Data supplied:
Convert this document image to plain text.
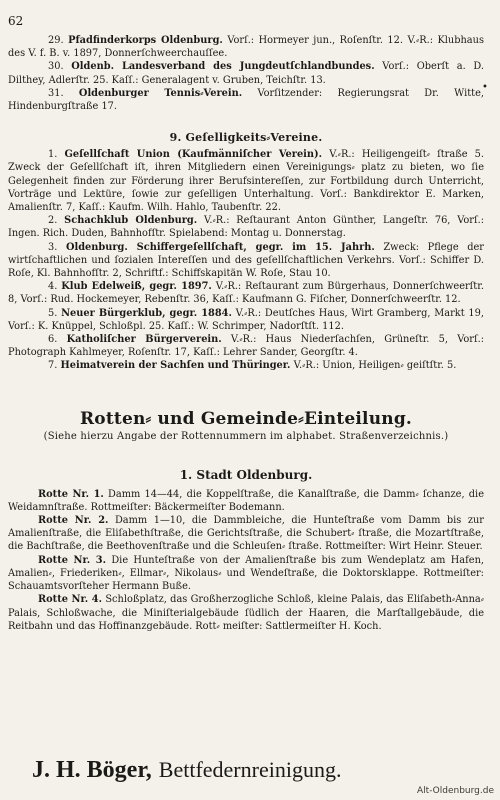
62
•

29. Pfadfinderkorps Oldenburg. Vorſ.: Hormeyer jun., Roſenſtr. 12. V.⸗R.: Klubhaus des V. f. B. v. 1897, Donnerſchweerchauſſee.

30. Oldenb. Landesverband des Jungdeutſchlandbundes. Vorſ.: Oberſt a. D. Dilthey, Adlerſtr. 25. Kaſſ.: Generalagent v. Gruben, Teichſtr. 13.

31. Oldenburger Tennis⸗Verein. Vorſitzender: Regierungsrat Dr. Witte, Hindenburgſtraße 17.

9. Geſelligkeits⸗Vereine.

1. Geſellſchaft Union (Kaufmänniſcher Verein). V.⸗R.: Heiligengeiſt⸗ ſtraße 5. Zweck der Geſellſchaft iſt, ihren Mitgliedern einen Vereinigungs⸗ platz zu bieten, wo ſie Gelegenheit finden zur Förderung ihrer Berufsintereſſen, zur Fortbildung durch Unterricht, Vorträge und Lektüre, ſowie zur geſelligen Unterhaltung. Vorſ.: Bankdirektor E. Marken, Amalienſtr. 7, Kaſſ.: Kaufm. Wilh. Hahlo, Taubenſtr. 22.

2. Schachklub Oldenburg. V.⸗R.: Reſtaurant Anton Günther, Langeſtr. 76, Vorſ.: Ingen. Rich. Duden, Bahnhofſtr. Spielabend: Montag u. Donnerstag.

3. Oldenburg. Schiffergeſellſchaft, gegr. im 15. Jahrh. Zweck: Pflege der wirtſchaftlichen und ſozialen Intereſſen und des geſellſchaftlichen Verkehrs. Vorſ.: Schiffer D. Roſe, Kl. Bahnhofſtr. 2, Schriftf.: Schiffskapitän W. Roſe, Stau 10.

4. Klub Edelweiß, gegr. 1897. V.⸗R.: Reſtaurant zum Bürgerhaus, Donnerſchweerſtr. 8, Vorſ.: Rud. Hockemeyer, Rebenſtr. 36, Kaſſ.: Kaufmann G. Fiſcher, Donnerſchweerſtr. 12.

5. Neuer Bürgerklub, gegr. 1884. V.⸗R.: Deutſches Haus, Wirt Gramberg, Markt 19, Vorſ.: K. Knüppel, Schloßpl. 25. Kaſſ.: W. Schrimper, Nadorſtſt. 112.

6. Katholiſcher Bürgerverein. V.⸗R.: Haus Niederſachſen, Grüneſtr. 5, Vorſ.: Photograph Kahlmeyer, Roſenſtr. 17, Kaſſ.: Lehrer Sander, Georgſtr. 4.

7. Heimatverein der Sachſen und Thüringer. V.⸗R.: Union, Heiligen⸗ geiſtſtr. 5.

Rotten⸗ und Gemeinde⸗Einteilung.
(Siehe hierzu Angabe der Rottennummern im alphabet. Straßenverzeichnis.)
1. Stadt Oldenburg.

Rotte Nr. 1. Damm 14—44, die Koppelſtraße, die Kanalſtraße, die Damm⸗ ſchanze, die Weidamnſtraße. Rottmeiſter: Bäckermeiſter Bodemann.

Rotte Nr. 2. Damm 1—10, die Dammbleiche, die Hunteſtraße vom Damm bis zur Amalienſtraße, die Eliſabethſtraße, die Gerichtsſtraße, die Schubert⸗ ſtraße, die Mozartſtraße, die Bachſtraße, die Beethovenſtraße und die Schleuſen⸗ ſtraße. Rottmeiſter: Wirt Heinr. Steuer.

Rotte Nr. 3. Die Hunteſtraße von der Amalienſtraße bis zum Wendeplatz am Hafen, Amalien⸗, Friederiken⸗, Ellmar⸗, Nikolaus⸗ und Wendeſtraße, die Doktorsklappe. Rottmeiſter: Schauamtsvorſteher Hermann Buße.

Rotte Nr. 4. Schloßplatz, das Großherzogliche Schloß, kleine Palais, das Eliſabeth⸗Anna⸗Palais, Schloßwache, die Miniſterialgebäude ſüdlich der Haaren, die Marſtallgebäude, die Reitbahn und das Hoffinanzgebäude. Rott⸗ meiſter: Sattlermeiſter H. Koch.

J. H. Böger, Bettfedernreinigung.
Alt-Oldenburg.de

...

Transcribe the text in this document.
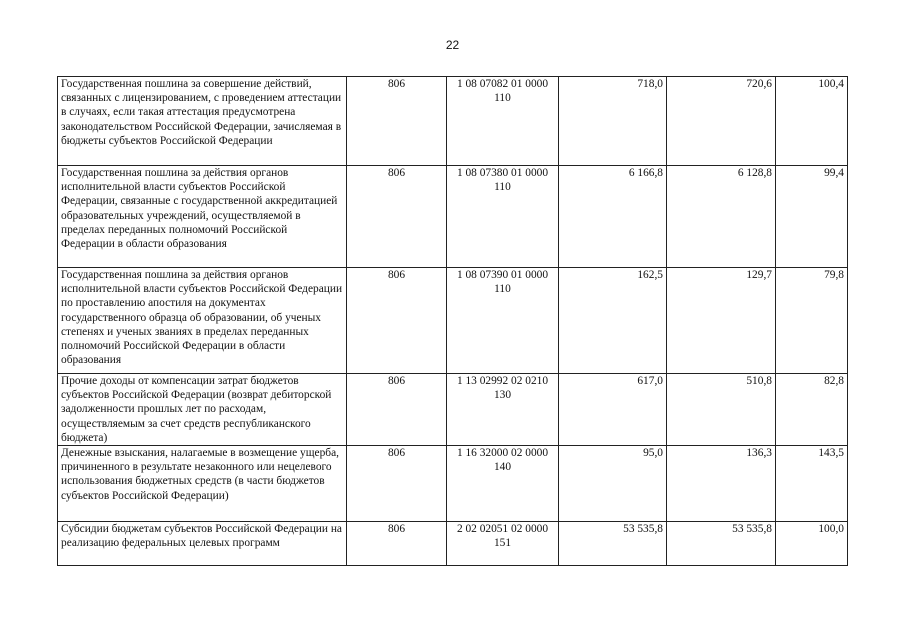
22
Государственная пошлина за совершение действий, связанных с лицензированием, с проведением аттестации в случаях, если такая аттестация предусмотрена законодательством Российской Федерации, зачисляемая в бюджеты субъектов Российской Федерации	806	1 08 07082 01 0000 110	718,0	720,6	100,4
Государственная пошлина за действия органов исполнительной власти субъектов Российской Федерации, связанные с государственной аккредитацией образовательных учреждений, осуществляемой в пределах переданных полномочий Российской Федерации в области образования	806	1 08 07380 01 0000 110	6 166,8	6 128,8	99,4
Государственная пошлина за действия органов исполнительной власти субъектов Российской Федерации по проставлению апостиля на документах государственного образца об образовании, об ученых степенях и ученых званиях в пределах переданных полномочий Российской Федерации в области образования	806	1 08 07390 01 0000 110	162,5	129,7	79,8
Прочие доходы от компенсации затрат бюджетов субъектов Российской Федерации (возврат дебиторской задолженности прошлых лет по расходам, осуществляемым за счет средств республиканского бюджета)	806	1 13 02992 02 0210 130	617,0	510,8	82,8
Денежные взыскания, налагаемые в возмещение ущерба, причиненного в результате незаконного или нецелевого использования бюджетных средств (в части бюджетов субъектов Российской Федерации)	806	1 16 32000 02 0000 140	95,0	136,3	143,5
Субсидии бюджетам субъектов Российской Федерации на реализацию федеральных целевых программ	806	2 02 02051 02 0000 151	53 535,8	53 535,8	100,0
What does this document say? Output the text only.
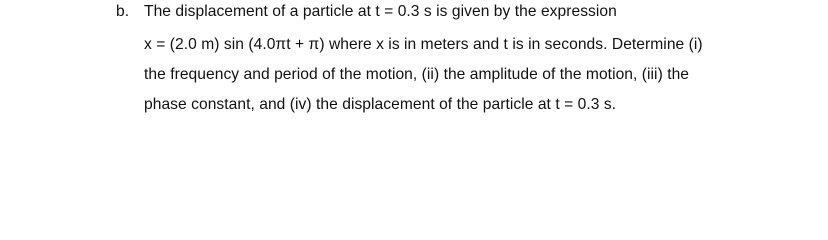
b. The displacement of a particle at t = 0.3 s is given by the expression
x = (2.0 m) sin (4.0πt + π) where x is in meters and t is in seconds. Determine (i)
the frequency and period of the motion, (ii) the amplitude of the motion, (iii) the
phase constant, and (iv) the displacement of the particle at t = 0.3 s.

...

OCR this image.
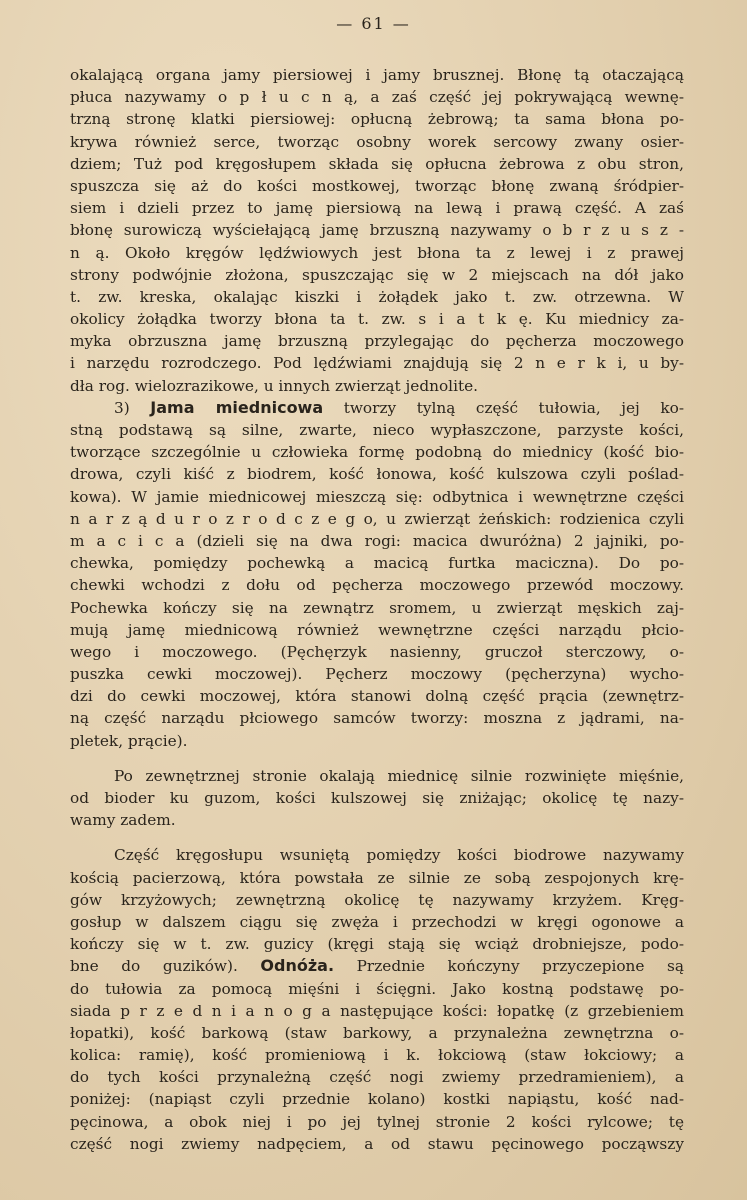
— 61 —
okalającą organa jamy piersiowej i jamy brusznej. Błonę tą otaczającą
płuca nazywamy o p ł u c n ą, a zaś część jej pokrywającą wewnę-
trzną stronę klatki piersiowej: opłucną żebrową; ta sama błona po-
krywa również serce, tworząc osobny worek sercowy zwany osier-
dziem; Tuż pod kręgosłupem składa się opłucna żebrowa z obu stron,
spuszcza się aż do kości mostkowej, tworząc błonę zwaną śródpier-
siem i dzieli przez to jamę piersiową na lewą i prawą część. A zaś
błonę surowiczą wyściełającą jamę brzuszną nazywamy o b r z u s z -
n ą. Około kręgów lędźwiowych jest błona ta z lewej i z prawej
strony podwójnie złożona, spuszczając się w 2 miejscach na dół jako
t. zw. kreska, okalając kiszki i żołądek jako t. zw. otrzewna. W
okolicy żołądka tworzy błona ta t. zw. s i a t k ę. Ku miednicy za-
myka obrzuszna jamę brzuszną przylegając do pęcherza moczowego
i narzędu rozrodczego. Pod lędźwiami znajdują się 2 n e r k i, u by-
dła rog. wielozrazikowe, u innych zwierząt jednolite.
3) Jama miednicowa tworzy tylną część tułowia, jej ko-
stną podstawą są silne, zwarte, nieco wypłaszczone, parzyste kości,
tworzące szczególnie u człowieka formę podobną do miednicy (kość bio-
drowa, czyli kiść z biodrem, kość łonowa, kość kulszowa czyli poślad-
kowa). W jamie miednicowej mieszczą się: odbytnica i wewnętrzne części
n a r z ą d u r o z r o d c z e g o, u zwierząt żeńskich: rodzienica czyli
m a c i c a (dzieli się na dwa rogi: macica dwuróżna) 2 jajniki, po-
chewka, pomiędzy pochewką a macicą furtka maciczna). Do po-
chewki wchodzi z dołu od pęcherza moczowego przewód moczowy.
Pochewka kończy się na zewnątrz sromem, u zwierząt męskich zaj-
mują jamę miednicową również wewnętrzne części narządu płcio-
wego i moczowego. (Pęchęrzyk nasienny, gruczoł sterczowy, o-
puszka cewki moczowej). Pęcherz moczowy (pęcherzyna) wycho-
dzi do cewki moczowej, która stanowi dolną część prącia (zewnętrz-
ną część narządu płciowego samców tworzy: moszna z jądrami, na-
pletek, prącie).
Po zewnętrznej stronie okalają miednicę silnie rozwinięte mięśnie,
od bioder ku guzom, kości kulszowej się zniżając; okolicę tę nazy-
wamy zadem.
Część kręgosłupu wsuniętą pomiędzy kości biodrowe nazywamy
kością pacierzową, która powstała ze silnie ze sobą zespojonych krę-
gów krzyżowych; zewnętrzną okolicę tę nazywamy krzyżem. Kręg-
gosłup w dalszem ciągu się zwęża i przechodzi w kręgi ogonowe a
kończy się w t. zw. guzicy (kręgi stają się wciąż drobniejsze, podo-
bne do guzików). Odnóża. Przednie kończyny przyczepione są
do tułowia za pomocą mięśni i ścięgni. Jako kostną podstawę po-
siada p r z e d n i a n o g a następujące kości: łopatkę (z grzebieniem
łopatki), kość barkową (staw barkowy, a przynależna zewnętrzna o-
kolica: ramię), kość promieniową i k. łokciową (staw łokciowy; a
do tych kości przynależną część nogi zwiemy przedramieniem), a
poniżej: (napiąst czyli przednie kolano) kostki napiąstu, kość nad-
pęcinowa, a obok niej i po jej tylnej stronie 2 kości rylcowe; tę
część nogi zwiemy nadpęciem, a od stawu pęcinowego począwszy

Exercise brief:
Look above for lines with the word "средств" and copy them all.

Solution to the problem:
Прочие доходы от компенсации затрат бюджетов субъектов Российской Федерации (возврат дебиторской задолженности прошлых лет по расходам, осуществляемым за счет средств республиканского бюджета)	806	1 13 02992 02 0210 130	617,0	510,8	82,8
Денежные взыскания, налагаемые в возмещение ущерба, причиненного в результате незаконного или нецелевого использования бюджетных средств (в части бюджетов субъектов Российской Федерации)	806	1 16 32000 02 0000 140	95,0	136,3	143,5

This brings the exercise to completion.